REQUIRED WORK = Every line that contains the word "regiones" should be copied out.

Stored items

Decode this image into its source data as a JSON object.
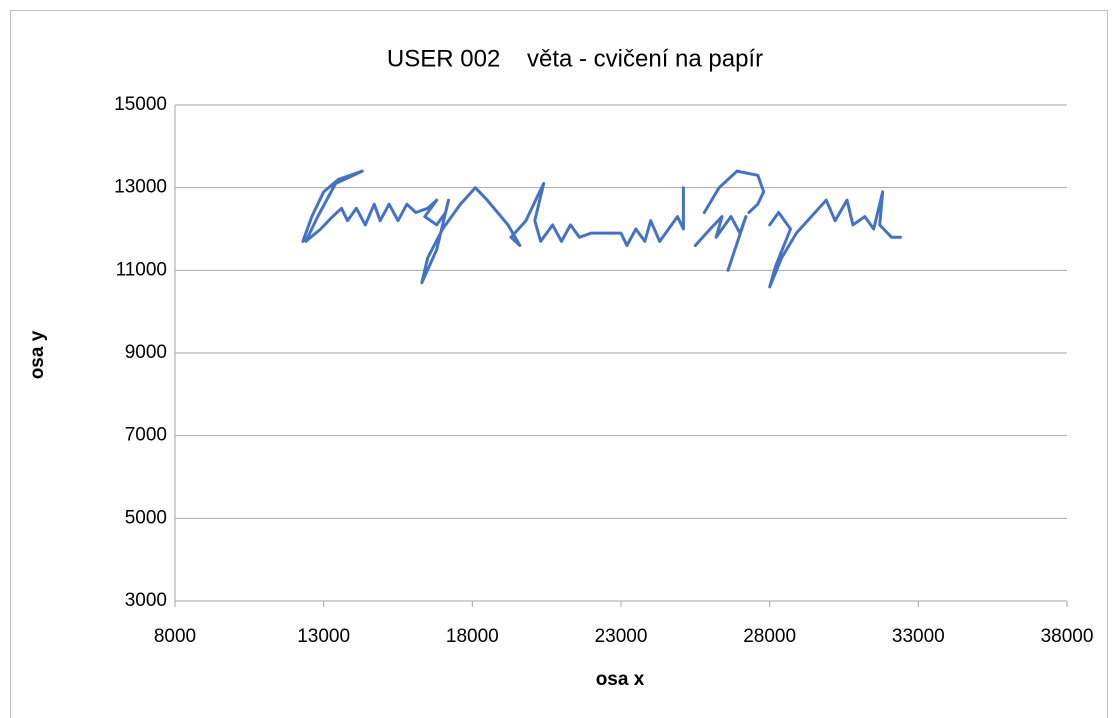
{
  "chart_data": {
    "type": "line",
    "title": "USER 002    věta - cvičení na papír",
    "x_label": "osa x",
    "y_label": "osa y",
    "xlim": [
      8000,
      38000
    ],
    "xticks": [
      8000,
      13000,
      18000,
      23000,
      28000,
      33000,
      38000
    ],
    "ylim": [
      3000,
      15000
    ],
    "yticks": [
      3000,
      5000,
      7000,
      9000,
      11000,
      13000,
      15000
    ],
    "grid": true,
    "x": [
      12300,
      12600,
      13000,
      13500,
      14300,
      13400,
      12800,
      12400,
      12900,
      13300,
      13600,
      13800,
      14100,
      14400,
      14700,
      14900,
      15200,
      15500,
      15800,
      16100,
      16500,
      16800,
      16400,
      16800,
      17100,
      17200,
      16800,
      16300,
      16500,
      17000,
      17600,
      18100,
      18500,
      19200,
      19600,
      19300,
      19800,
      20200,
      20400,
      20100,
      20300,
      20700,
      21000,
      21300,
      21600,
      22000,
      23000,
      23200,
      23500,
      23800,
      24000,
      24300,
      24600,
      24900,
      25100,
      25100,
      null,
      25500,
      26000,
      26400,
      26200,
      26700,
      27000,
      27200,
      26600,
      null,
      25800,
      26300,
      26900,
      27600,
      27800,
      27600,
      27300,
      null,
      28000,
      28300,
      28700,
      28200,
      28000,
      28400,
      28900,
      29400,
      29900,
      30200,
      30600,
      30800,
      31200,
      31500,
      31800,
      31700,
      32100,
      32400
    ],
    "series": [
      {
        "name": "USER 002",
        "color": "#4472c4",
        "values": [
          11700,
          12300,
          12900,
          13200,
          13400,
          13100,
          12300,
          11700,
          12000,
          12300,
          12500,
          12200,
          12500,
          12100,
          12600,
          12200,
          12600,
          12200,
          12600,
          12400,
          12500,
          12700,
          12300,
          12100,
          12400,
          12700,
          11500,
          10700,
          11300,
          12000,
          12600,
          13000,
          12700,
          12100,
          11600,
          11800,
          12200,
          12800,
          13100,
          12200,
          11700,
          12100,
          11700,
          12100,
          11800,
          11900,
          11900,
          11600,
          12000,
          11700,
          12200,
          11700,
          12000,
          12300,
          12000,
          13000,
          null,
          11600,
          12000,
          12300,
          11800,
          12300,
          11900,
          12300,
          11000,
          null,
          12400,
          13000,
          13400,
          13300,
          12900,
          12600,
          12400,
          null,
          12100,
          12400,
          12000,
          11100,
          10600,
          11300,
          11900,
          12300,
          12700,
          12200,
          12700,
          12100,
          12300,
          12000,
          12900,
          12100,
          11800,
          11800
        ]
      }
    ]
  }
}
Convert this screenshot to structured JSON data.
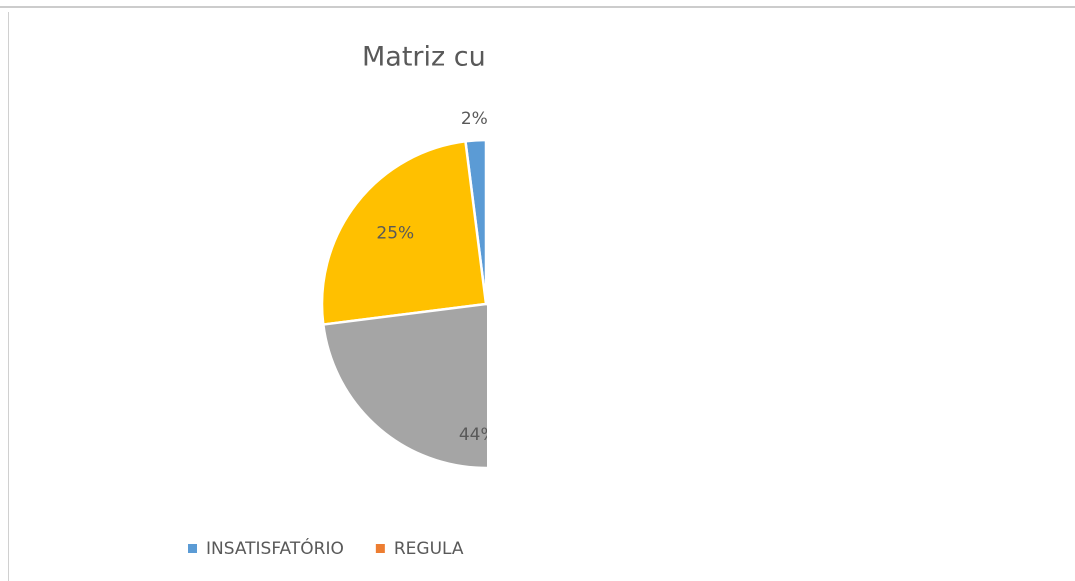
{
  "chart_data": {
    "type": "pie",
    "title": "Matriz cu",
    "values": [
      2,
      25,
      44
    ],
    "value_labels": [
      "2%",
      "25%",
      "44%"
    ],
    "colors": [
      "#5b9bd5",
      "#ffc000",
      "#a5a5a5"
    ],
    "legend": [
      {
        "name": "INSATISFATÓRIO",
        "color": "#5b9bd5"
      },
      {
        "name": "REGULA",
        "color": "#ed7d31"
      }
    ]
  }
}
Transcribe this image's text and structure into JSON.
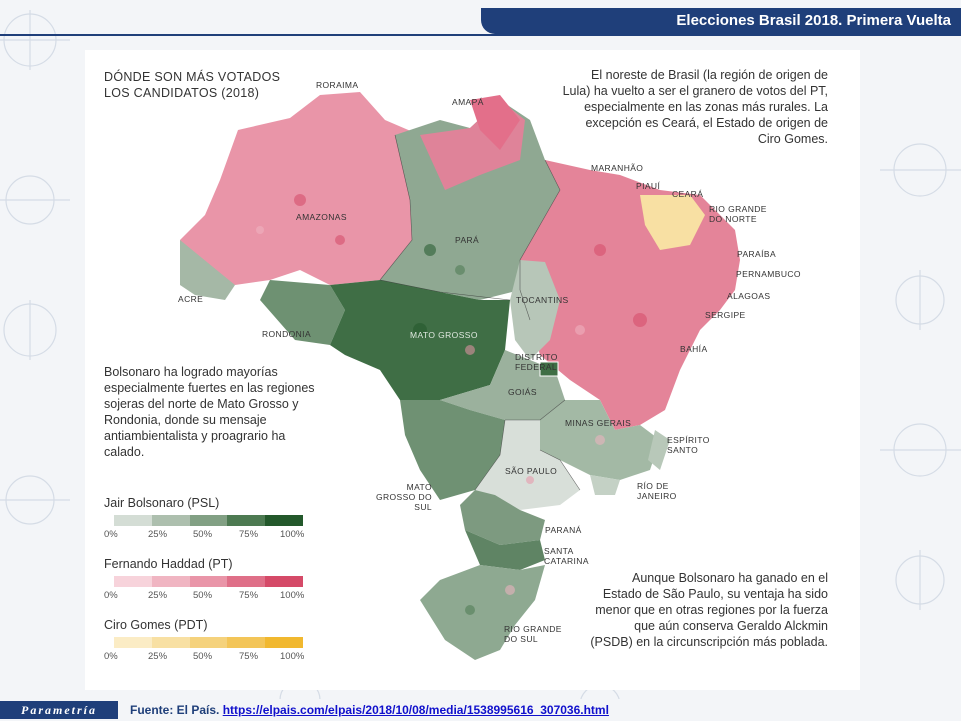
{
  "header": {
    "title": "Elecciones Brasil 2018. Primera Vuelta"
  },
  "map": {
    "heading": "DÓNDE SON MÁS VOTADOS LOS CANDIDATOS (2018)",
    "annotations": {
      "northeast": "El noreste de Brasil (la región de origen de Lula) ha vuelto a ser el granero de votos del PT, especialmente en las zonas más rurales. La excepción es Ceará, el Estado de origen de Ciro Gomes.",
      "mato_grosso": "Bolsonaro ha logrado mayorías especialmente fuertes en las regiones sojeras del norte de Mato Grosso y Rondonia, donde su mensaje antiambientalista y proagrario ha calado.",
      "sao_paulo": "Aunque Bolsonaro ha ganado en el Estado de São Paulo, su ventaja ha sido menor que en otras regiones por la fuerza que aún conserva Geraldo Alckmin (PSDB) en la circunscripción más poblada."
    },
    "states": {
      "roraima": "RORAIMA",
      "amapa": "AMAPÁ",
      "amazonas": "AMAZONAS",
      "para": "PARÁ",
      "maranhao": "MARANHÃO",
      "piaui": "PIAUÍ",
      "ceara": "CEARÁ",
      "rgn": "RIO GRANDE DO NORTE",
      "paraiba": "PARAÍBA",
      "pernambuco": "PERNAMBUCO",
      "alagoas": "ALAGOAS",
      "sergipe": "SERGIPE",
      "bahia": "BAHÍA",
      "acre": "ACRE",
      "rondonia": "RONDONIA",
      "tocantins": "TOCANTINS",
      "mato_grosso": "MATO GROSSO",
      "df": "DISTRITO FEDERAL",
      "goias": "GOIÁS",
      "minas": "MINAS GERAIS",
      "espirito": "ESPÍRITO SANTO",
      "mgs": "MATO GROSSO DO SUL",
      "sao_paulo": "SÃO PAULO",
      "rio": "RÍO DE JANEIRO",
      "parana": "PARANÁ",
      "santa_catarina": "SANTA CATARINA",
      "rgs": "RIO GRANDE DO SUL"
    },
    "legend": [
      {
        "name": "Jair Bolsonaro (PSL)",
        "colors": [
          "#d4ddd5",
          "#adbfae",
          "#82a084",
          "#4d7a52",
          "#23582b"
        ]
      },
      {
        "name": "Fernando Haddad (PT)",
        "colors": [
          "#f7d3db",
          "#f0b5c2",
          "#e995a8",
          "#df6f88",
          "#d54a68"
        ]
      },
      {
        "name": "Ciro Gomes (PDT)",
        "colors": [
          "#fbecc5",
          "#f8e0a3",
          "#f5d27c",
          "#f3c558",
          "#f1b82f"
        ]
      }
    ],
    "legend_ticks": [
      "0%",
      "25%",
      "50%",
      "75%",
      "100%"
    ]
  },
  "footer": {
    "brand": "Parametría",
    "source_label": "Fuente: El País.",
    "source_url": "https://elpais.com/elpais/2018/10/08/media/1538995616_307036.html"
  }
}
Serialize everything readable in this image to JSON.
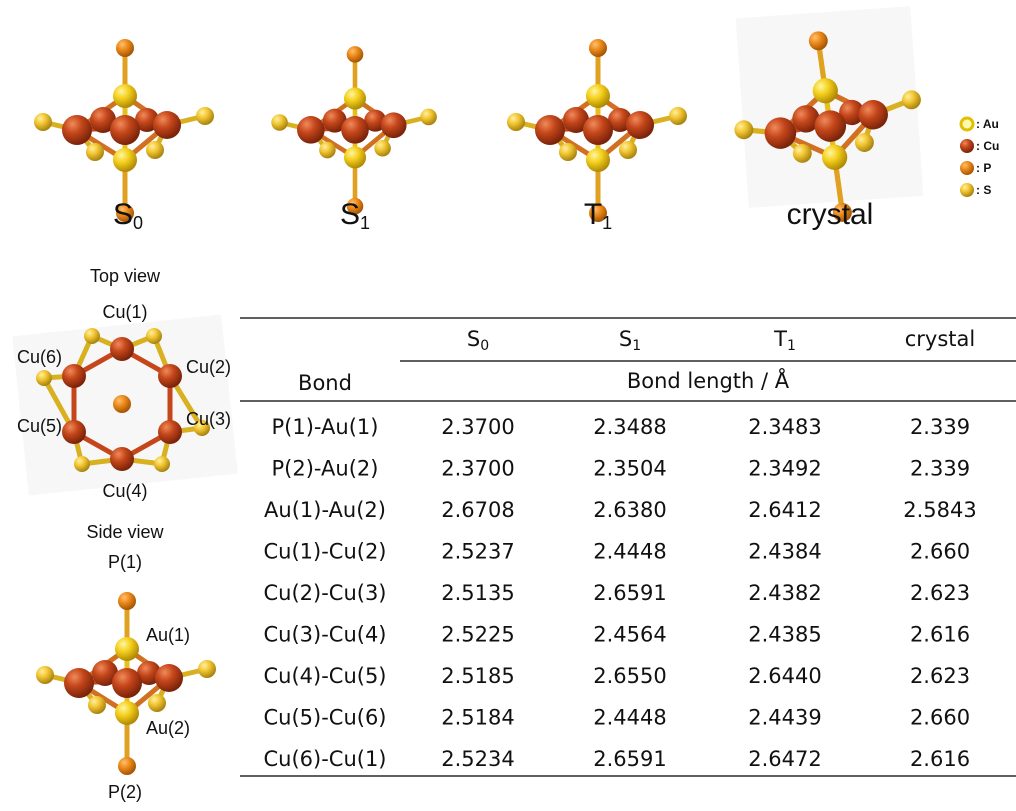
{
  "structures": [
    {
      "base": "S",
      "sub": "0"
    },
    {
      "base": "S",
      "sub": "1"
    },
    {
      "base": "T",
      "sub": "1"
    },
    {
      "base": "crystal"
    }
  ],
  "legend": [
    ": Au",
    ": Cu",
    ": P",
    ": S"
  ],
  "top_view": {
    "title": "Top view",
    "labels": [
      "Cu(1)",
      "Cu(2)",
      "Cu(3)",
      "Cu(4)",
      "Cu(5)",
      "Cu(6)"
    ]
  },
  "side_view": {
    "title": "Side view",
    "labels": [
      "P(1)",
      "Au(1)",
      "Au(2)",
      "P(2)"
    ]
  },
  "table": {
    "columns": [
      {
        "base": "S",
        "sub": "0"
      },
      {
        "base": "S",
        "sub": "1"
      },
      {
        "base": "T",
        "sub": "1"
      },
      {
        "base": "crystal"
      }
    ],
    "row_header": "Bond",
    "group_header": "Bond length / Å",
    "rows": [
      [
        "P(1)-Au(1)",
        "2.3700",
        "2.3488",
        "2.3483",
        "2.339"
      ],
      [
        "P(2)-Au(2)",
        "2.3700",
        "2.3504",
        "2.3492",
        "2.339"
      ],
      [
        "Au(1)-Au(2)",
        "2.6708",
        "2.6380",
        "2.6412",
        "2.5843"
      ],
      [
        "Cu(1)-Cu(2)",
        "2.5237",
        "2.4448",
        "2.4384",
        "2.660"
      ],
      [
        "Cu(2)-Cu(3)",
        "2.5135",
        "2.6591",
        "2.4382",
        "2.623"
      ],
      [
        "Cu(3)-Cu(4)",
        "2.5225",
        "2.4564",
        "2.4385",
        "2.616"
      ],
      [
        "Cu(4)-Cu(5)",
        "2.5185",
        "2.6550",
        "2.6440",
        "2.623"
      ],
      [
        "Cu(5)-Cu(6)",
        "2.5184",
        "2.4448",
        "2.4439",
        "2.660"
      ],
      [
        "Cu(6)-Cu(1)",
        "2.5234",
        "2.6591",
        "2.6472",
        "2.616"
      ]
    ]
  }
}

FINAL ANSWER =
      "mato_grosso": "Bolsonaro ha logrado mayorías especialmente fuertes en las regiones sojeras del norte de Mato Grosso y Rondonia, donde su mensaje antiambientalista y proagrario ha calado.",
      "sao_paulo": "Aunque Bolsonaro ha ganado en el Estado de São Paulo, su ventaja ha sido menor que en otras regiones por la fuerza que aún conserva Geraldo Alckmin (PSDB) en la circunscripción más poblada."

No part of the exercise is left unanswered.